Filter for the word "this" and keep each matching line.

▶ **Information given**

──────

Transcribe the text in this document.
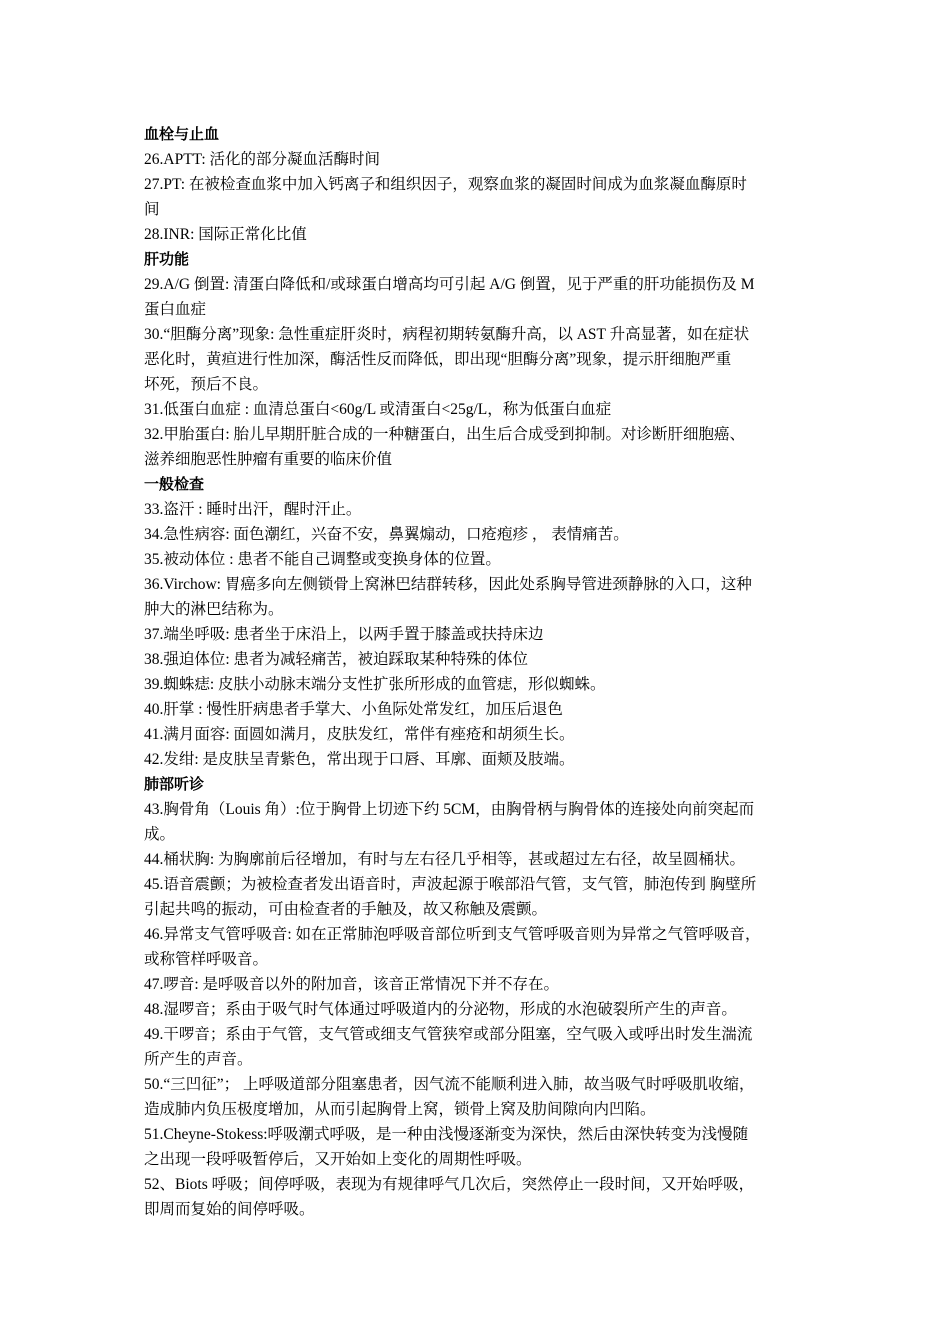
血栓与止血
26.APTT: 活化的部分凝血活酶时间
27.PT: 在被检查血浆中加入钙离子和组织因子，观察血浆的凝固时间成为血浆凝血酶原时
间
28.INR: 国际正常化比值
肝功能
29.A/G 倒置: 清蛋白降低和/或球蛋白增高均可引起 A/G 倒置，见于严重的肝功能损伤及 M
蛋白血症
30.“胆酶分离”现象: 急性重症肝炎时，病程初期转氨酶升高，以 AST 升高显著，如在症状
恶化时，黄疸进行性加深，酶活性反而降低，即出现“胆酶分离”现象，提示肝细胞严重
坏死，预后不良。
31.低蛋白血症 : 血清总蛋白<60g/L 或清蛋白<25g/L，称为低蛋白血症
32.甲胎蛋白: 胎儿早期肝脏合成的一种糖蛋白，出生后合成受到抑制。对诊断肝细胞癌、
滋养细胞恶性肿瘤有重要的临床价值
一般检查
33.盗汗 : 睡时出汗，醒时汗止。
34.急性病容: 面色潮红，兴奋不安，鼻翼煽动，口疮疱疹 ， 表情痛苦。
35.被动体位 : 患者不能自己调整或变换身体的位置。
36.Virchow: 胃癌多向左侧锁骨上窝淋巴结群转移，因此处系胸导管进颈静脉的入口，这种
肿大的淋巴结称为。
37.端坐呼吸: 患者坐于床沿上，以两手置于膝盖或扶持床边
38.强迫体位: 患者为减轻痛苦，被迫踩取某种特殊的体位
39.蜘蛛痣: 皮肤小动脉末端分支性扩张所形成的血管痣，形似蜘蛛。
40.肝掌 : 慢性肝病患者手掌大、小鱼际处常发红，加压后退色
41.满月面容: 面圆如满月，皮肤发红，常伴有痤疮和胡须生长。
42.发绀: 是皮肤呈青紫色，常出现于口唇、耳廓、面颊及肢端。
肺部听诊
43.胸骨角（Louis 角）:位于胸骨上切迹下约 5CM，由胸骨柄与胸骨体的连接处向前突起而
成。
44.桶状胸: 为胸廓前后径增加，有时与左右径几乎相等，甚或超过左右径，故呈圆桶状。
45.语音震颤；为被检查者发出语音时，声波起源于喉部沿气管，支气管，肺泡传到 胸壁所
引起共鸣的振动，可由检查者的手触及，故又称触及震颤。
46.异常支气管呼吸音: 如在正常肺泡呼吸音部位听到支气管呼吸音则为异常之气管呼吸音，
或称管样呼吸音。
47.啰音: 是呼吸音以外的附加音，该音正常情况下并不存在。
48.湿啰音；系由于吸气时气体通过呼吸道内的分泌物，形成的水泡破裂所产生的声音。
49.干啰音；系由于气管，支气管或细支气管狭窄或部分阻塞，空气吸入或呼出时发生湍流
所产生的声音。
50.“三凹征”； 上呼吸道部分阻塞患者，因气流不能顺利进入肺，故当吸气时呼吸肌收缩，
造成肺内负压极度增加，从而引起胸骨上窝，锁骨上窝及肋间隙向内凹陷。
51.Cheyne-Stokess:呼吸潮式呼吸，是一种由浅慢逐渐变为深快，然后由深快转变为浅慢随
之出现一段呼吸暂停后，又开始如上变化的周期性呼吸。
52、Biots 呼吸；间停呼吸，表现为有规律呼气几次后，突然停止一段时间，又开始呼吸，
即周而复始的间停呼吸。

──────

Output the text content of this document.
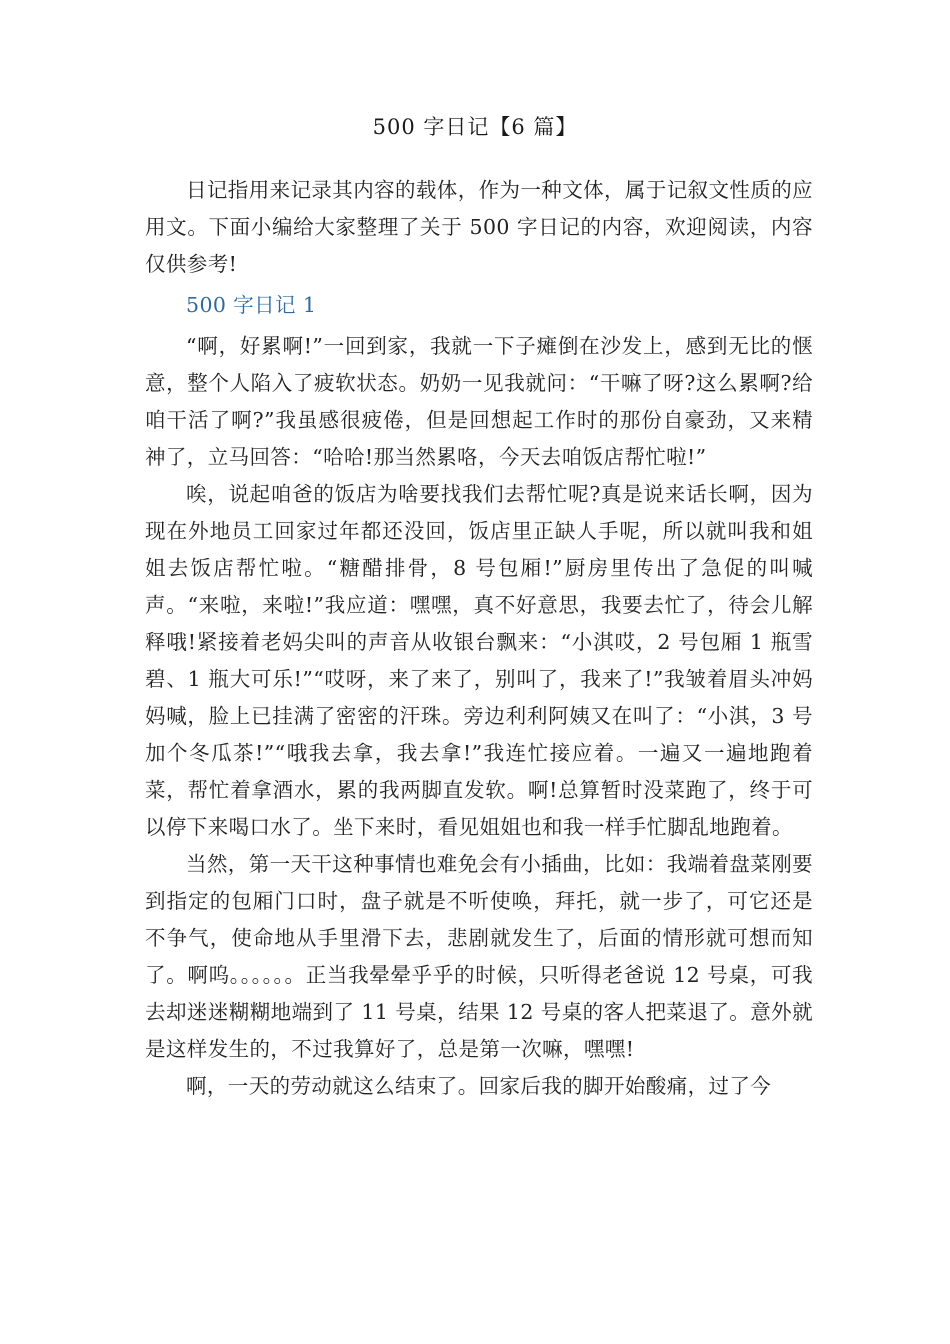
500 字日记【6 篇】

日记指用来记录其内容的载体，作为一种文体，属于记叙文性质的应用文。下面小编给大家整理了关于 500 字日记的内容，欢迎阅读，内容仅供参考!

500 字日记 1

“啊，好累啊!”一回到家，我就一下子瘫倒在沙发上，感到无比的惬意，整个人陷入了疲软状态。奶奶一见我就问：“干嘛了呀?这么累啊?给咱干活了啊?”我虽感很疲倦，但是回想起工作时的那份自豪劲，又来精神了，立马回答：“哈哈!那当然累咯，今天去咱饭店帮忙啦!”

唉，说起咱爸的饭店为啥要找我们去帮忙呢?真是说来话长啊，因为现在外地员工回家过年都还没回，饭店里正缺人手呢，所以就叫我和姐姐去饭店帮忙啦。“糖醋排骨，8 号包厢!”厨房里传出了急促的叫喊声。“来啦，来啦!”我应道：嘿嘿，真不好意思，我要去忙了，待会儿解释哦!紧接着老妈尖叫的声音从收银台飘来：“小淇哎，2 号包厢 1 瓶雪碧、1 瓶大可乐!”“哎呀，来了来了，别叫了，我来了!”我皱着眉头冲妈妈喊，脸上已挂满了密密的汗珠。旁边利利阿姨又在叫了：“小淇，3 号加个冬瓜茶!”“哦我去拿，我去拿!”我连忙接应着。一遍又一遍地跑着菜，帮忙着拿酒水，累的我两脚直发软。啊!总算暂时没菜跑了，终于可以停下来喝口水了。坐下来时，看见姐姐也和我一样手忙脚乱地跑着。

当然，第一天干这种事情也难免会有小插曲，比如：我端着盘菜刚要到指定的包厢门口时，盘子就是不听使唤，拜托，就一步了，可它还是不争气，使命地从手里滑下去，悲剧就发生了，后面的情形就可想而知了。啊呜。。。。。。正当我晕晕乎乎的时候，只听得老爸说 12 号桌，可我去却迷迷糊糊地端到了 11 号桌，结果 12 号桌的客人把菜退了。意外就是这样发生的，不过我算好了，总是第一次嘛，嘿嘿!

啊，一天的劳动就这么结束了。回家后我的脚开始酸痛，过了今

──────

▶ **Task answer**
Transcribe the text in this document.
Output the text content of this document.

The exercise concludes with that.